_WHAT YOU NEED TO DO_
Tally every line of the listing below that holds "screenshot", then give the tally alone.

▼

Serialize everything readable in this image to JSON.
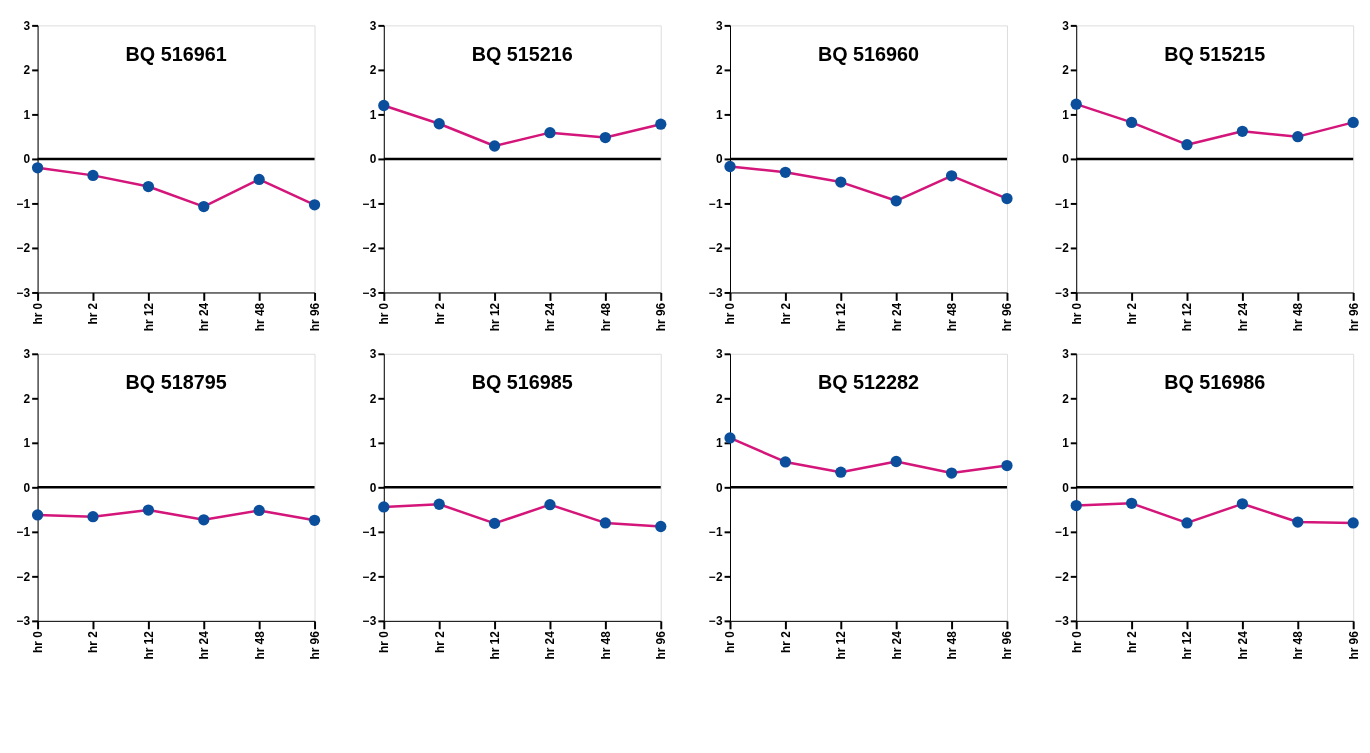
{
  "chart_data": [
    {
      "type": "line",
      "title": "BQ 516961",
      "categories": [
        "hr 0",
        "hr 2",
        "hr 12",
        "hr 24",
        "hr 48",
        "hr 96"
      ],
      "series": [
        {
          "color": "#d4157a",
          "values": [
            -0.2,
            -0.37,
            -0.62,
            -1.07,
            -0.46,
            -1.03
          ]
        }
      ],
      "colors": [
        "#0b4f9c",
        "#0b4f9c",
        "#0b4f9c",
        "#0b4f9c",
        "#0b4f9c",
        "#0b4f9c"
      ],
      "ylim": [
        -3,
        3
      ],
      "yticks": [
        -3,
        -2,
        -1,
        0,
        1,
        2,
        3
      ],
      "marker": "circle",
      "grid": false,
      "ref_lines": [
        {
          "axis": "y",
          "value": 0,
          "color": "#000000"
        }
      ]
    },
    {
      "type": "line",
      "title": "BQ 515216",
      "categories": [
        "hr 0",
        "hr 2",
        "hr 12",
        "hr 24",
        "hr 48",
        "hr 96"
      ],
      "series": [
        {
          "color": "#d4157a",
          "values": [
            1.2,
            0.79,
            0.29,
            0.59,
            0.48,
            0.78
          ]
        }
      ],
      "colors": [
        "#0b4f9c",
        "#0b4f9c",
        "#0b4f9c",
        "#0b4f9c",
        "#0b4f9c",
        "#0b4f9c"
      ],
      "ylim": [
        -3,
        3
      ],
      "yticks": [
        -3,
        -2,
        -1,
        0,
        1,
        2,
        3
      ],
      "marker": "circle",
      "grid": false,
      "ref_lines": [
        {
          "axis": "y",
          "value": 0,
          "color": "#000000"
        }
      ]
    },
    {
      "type": "line",
      "title": "BQ 516960",
      "categories": [
        "hr 0",
        "hr 2",
        "hr 12",
        "hr 24",
        "hr 48",
        "hr 96"
      ],
      "series": [
        {
          "color": "#d4157a",
          "values": [
            -0.17,
            -0.3,
            -0.52,
            -0.94,
            -0.38,
            -0.89
          ]
        }
      ],
      "colors": [
        "#0b4f9c",
        "#0b4f9c",
        "#0b4f9c",
        "#0b4f9c",
        "#0b4f9c",
        "#0b4f9c"
      ],
      "ylim": [
        -3,
        3
      ],
      "yticks": [
        -3,
        -2,
        -1,
        0,
        1,
        2,
        3
      ],
      "marker": "circle",
      "grid": false,
      "ref_lines": [
        {
          "axis": "y",
          "value": 0,
          "color": "#000000"
        }
      ]
    },
    {
      "type": "line",
      "title": "BQ 515215",
      "categories": [
        "hr 0",
        "hr 2",
        "hr 12",
        "hr 24",
        "hr 48",
        "hr 96"
      ],
      "series": [
        {
          "color": "#d4157a",
          "values": [
            1.23,
            0.82,
            0.32,
            0.62,
            0.5,
            0.82
          ]
        }
      ],
      "colors": [
        "#0b4f9c",
        "#0b4f9c",
        "#0b4f9c",
        "#0b4f9c",
        "#0b4f9c",
        "#0b4f9c"
      ],
      "ylim": [
        -3,
        3
      ],
      "yticks": [
        -3,
        -2,
        -1,
        0,
        1,
        2,
        3
      ],
      "marker": "circle",
      "grid": false,
      "ref_lines": [
        {
          "axis": "y",
          "value": 0,
          "color": "#000000"
        }
      ]
    },
    {
      "type": "line",
      "title": "BQ 518795",
      "categories": [
        "hr 0",
        "hr 2",
        "hr 12",
        "hr 24",
        "hr 48",
        "hr 96"
      ],
      "series": [
        {
          "color": "#d4157a",
          "values": [
            -0.62,
            -0.66,
            -0.51,
            -0.73,
            -0.52,
            -0.74
          ]
        }
      ],
      "colors": [
        "#0b4f9c",
        "#0b4f9c",
        "#0b4f9c",
        "#0b4f9c",
        "#0b4f9c",
        "#0b4f9c"
      ],
      "ylim": [
        -3,
        3
      ],
      "yticks": [
        -3,
        -2,
        -1,
        0,
        1,
        2,
        3
      ],
      "marker": "circle",
      "grid": false,
      "ref_lines": [
        {
          "axis": "y",
          "value": 0,
          "color": "#000000"
        }
      ]
    },
    {
      "type": "line",
      "title": "BQ 516985",
      "categories": [
        "hr 0",
        "hr 2",
        "hr 12",
        "hr 24",
        "hr 48",
        "hr 96"
      ],
      "series": [
        {
          "color": "#d4157a",
          "values": [
            -0.44,
            -0.38,
            -0.81,
            -0.39,
            -0.8,
            -0.88
          ]
        }
      ],
      "colors": [
        "#0b4f9c",
        "#0b4f9c",
        "#0b4f9c",
        "#0b4f9c",
        "#0b4f9c",
        "#0b4f9c"
      ],
      "ylim": [
        -3,
        3
      ],
      "yticks": [
        -3,
        -2,
        -1,
        0,
        1,
        2,
        3
      ],
      "marker": "circle",
      "grid": false,
      "ref_lines": [
        {
          "axis": "y",
          "value": 0,
          "color": "#000000"
        }
      ]
    },
    {
      "type": "line",
      "title": "BQ 512282",
      "categories": [
        "hr 0",
        "hr 2",
        "hr 12",
        "hr 24",
        "hr 48",
        "hr 96"
      ],
      "series": [
        {
          "color": "#d4157a",
          "values": [
            1.11,
            0.57,
            0.34,
            0.58,
            0.32,
            0.49
          ]
        }
      ],
      "colors": [
        "#0b4f9c",
        "#0b4f9c",
        "#0b4f9c",
        "#0b4f9c",
        "#0b4f9c",
        "#0b4f9c"
      ],
      "ylim": [
        -3,
        3
      ],
      "yticks": [
        -3,
        -2,
        -1,
        0,
        1,
        2,
        3
      ],
      "marker": "circle",
      "grid": false,
      "ref_lines": [
        {
          "axis": "y",
          "value": 0,
          "color": "#000000"
        }
      ]
    },
    {
      "type": "line",
      "title": "BQ 516986",
      "categories": [
        "hr 0",
        "hr 2",
        "hr 12",
        "hr 24",
        "hr 48",
        "hr 96"
      ],
      "series": [
        {
          "color": "#d4157a",
          "values": [
            -0.41,
            -0.36,
            -0.8,
            -0.37,
            -0.78,
            -0.8
          ]
        }
      ],
      "colors": [
        "#0b4f9c",
        "#0b4f9c",
        "#0b4f9c",
        "#0b4f9c",
        "#0b4f9c",
        "#0b4f9c"
      ],
      "ylim": [
        -3,
        3
      ],
      "yticks": [
        -3,
        -2,
        -1,
        0,
        1,
        2,
        3
      ],
      "marker": "circle",
      "grid": false,
      "ref_lines": [
        {
          "axis": "y",
          "value": 0,
          "color": "#000000"
        }
      ]
    }
  ]
}
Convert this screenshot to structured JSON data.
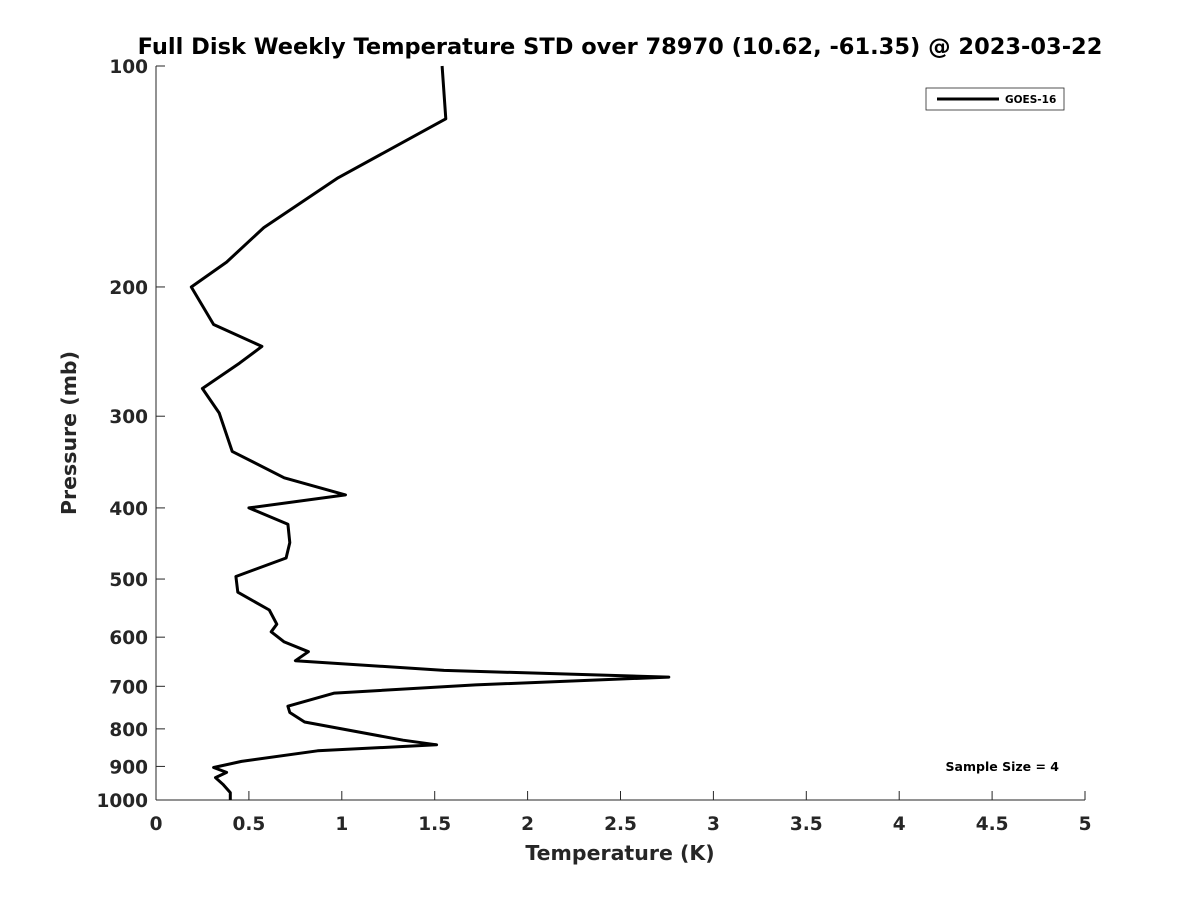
{
  "chart_data": {
    "type": "line",
    "title": "Full Disk Weekly Temperature STD over 78970 (10.62, -61.35) @ 2023-03-22",
    "xlabel": "Temperature (K)",
    "ylabel": "Pressure (mb)",
    "xlim": [
      0,
      5
    ],
    "ylim": [
      100,
      1000
    ],
    "y_scale": "log",
    "y_reversed": true,
    "x_ticks": [
      "0",
      "0.5",
      "1",
      "1.5",
      "2",
      "2.5",
      "3",
      "3.5",
      "4",
      "4.5",
      "5"
    ],
    "y_ticks": [
      "100",
      "200",
      "300",
      "400",
      "500",
      "600",
      "700",
      "800",
      "900",
      "1000"
    ],
    "grid": false,
    "legend": {
      "placement": "top-right",
      "entries": [
        "GOES-16"
      ]
    },
    "annotation": "Sample Size = 4",
    "series": [
      {
        "name": "GOES-16",
        "color": "#000000",
        "points": [
          [
            1.54,
            100
          ],
          [
            1.56,
            118
          ],
          [
            0.98,
            142
          ],
          [
            0.58,
            166
          ],
          [
            0.38,
            185
          ],
          [
            0.19,
            200
          ],
          [
            0.31,
            225
          ],
          [
            0.57,
            241
          ],
          [
            0.45,
            254
          ],
          [
            0.25,
            275
          ],
          [
            0.34,
            297
          ],
          [
            0.41,
            335
          ],
          [
            0.69,
            364
          ],
          [
            1.02,
            384
          ],
          [
            0.5,
            400
          ],
          [
            0.71,
            421
          ],
          [
            0.72,
            446
          ],
          [
            0.7,
            468
          ],
          [
            0.43,
            496
          ],
          [
            0.44,
            521
          ],
          [
            0.61,
            551
          ],
          [
            0.65,
            576
          ],
          [
            0.62,
            590
          ],
          [
            0.69,
            609
          ],
          [
            0.82,
            628
          ],
          [
            0.75,
            646
          ],
          [
            1.55,
            666
          ],
          [
            2.76,
            680
          ],
          [
            1.72,
            697
          ],
          [
            0.96,
            715
          ],
          [
            0.71,
            745
          ],
          [
            0.72,
            760
          ],
          [
            0.8,
            783
          ],
          [
            1.33,
            829
          ],
          [
            1.51,
            841
          ],
          [
            0.87,
            857
          ],
          [
            0.46,
            886
          ],
          [
            0.31,
            903
          ],
          [
            0.38,
            917
          ],
          [
            0.32,
            932
          ],
          [
            0.36,
            952
          ],
          [
            0.4,
            977
          ],
          [
            0.4,
            1000
          ]
        ]
      }
    ]
  }
}
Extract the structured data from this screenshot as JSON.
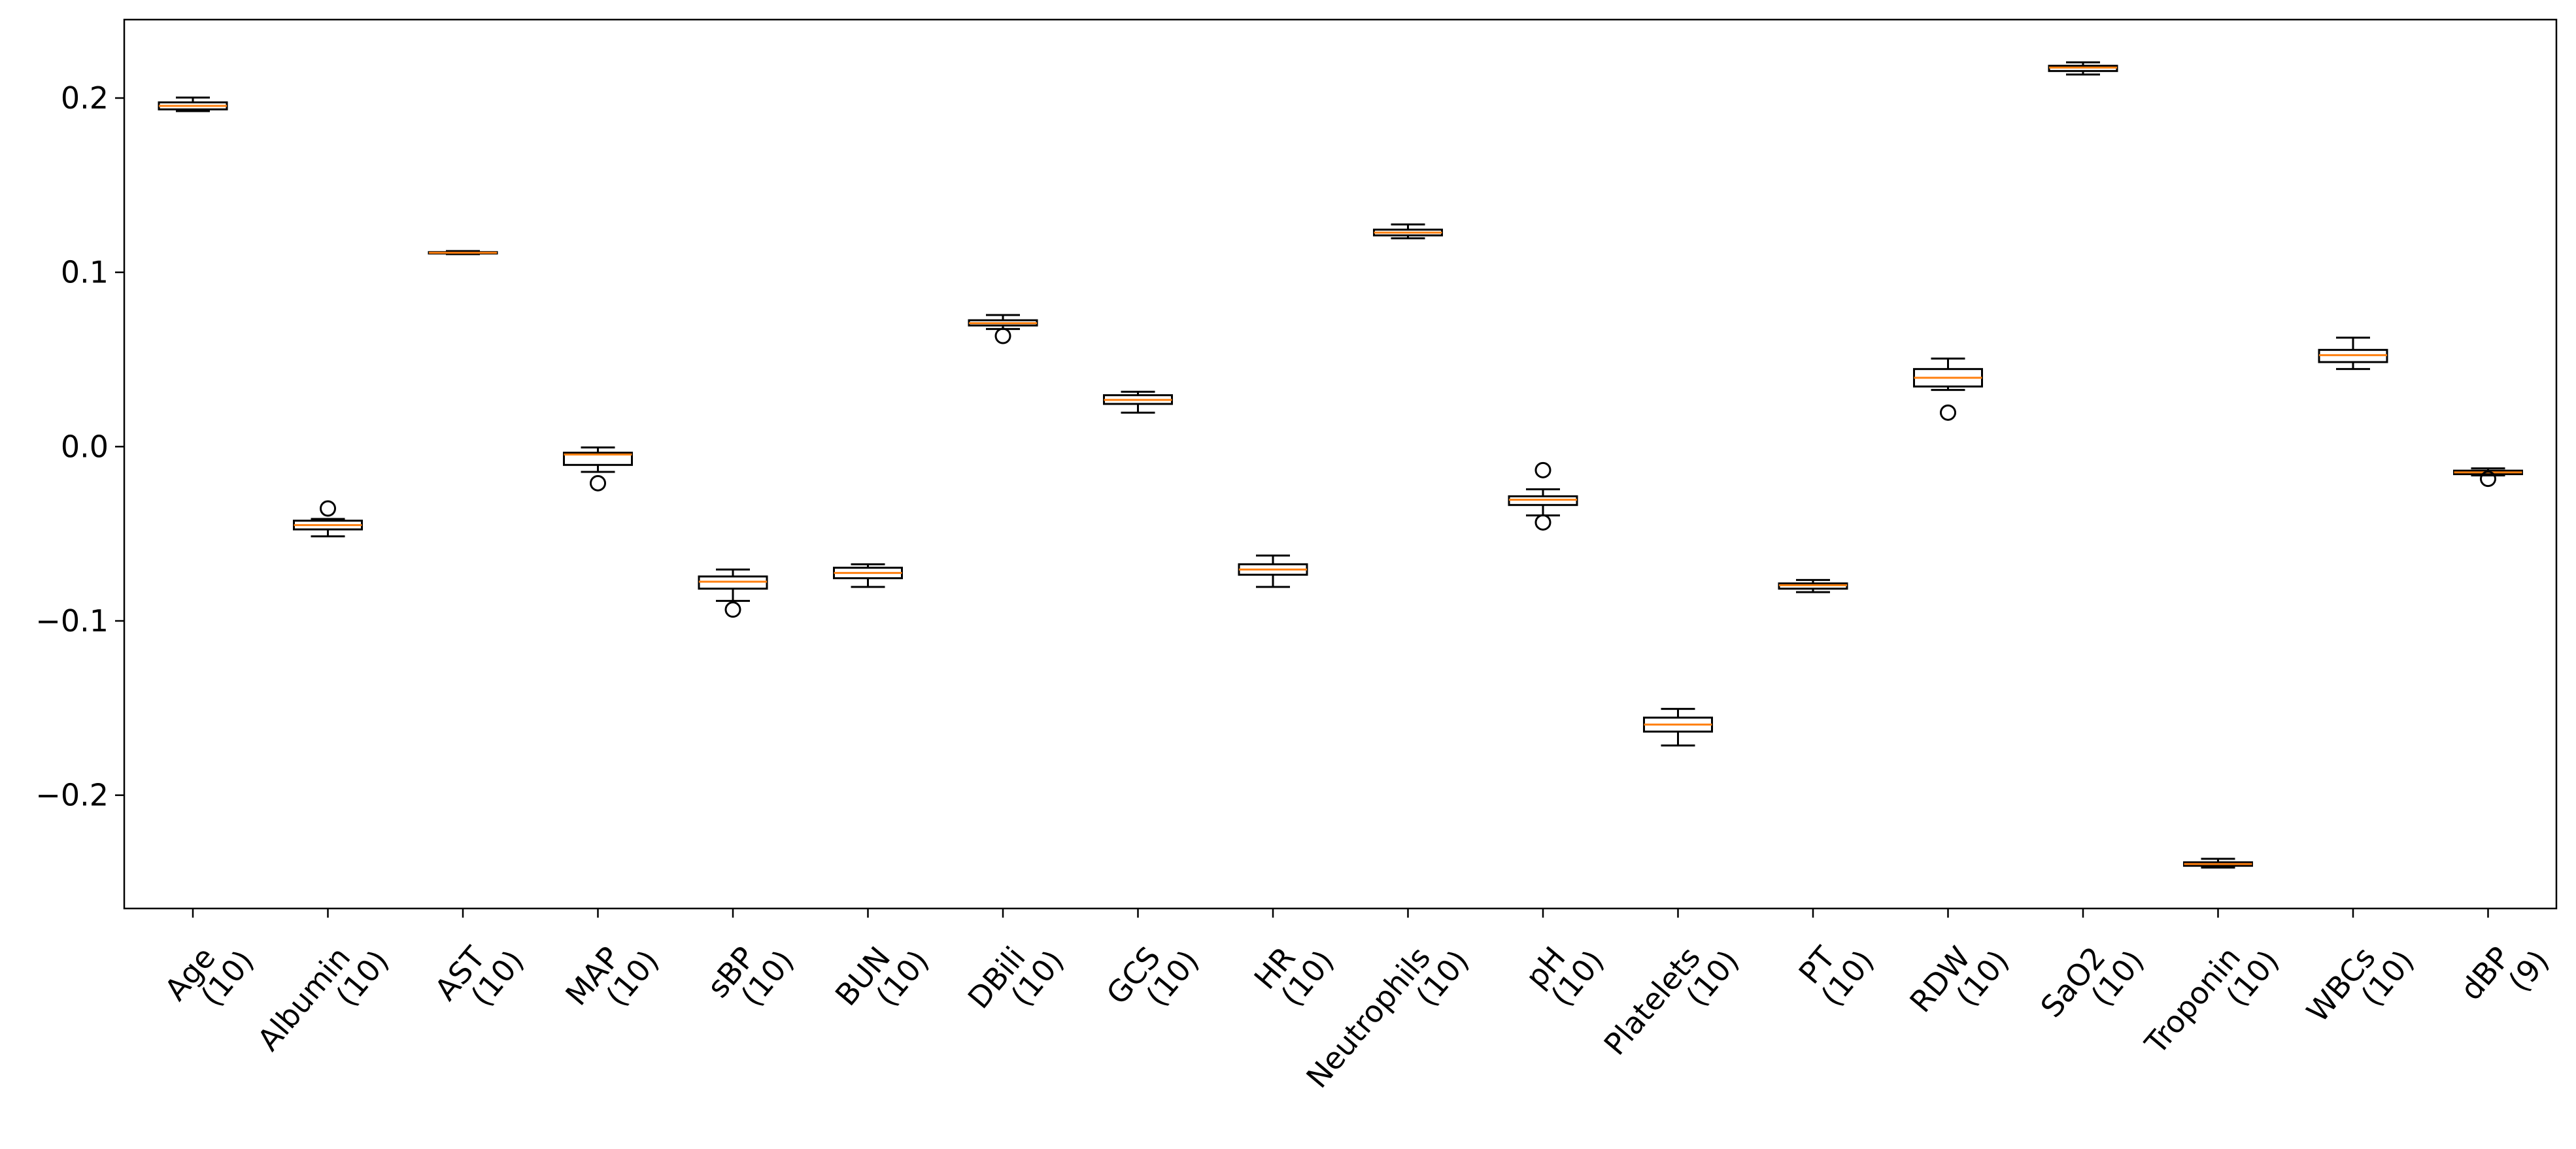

▲

_TASK ANSWER_
2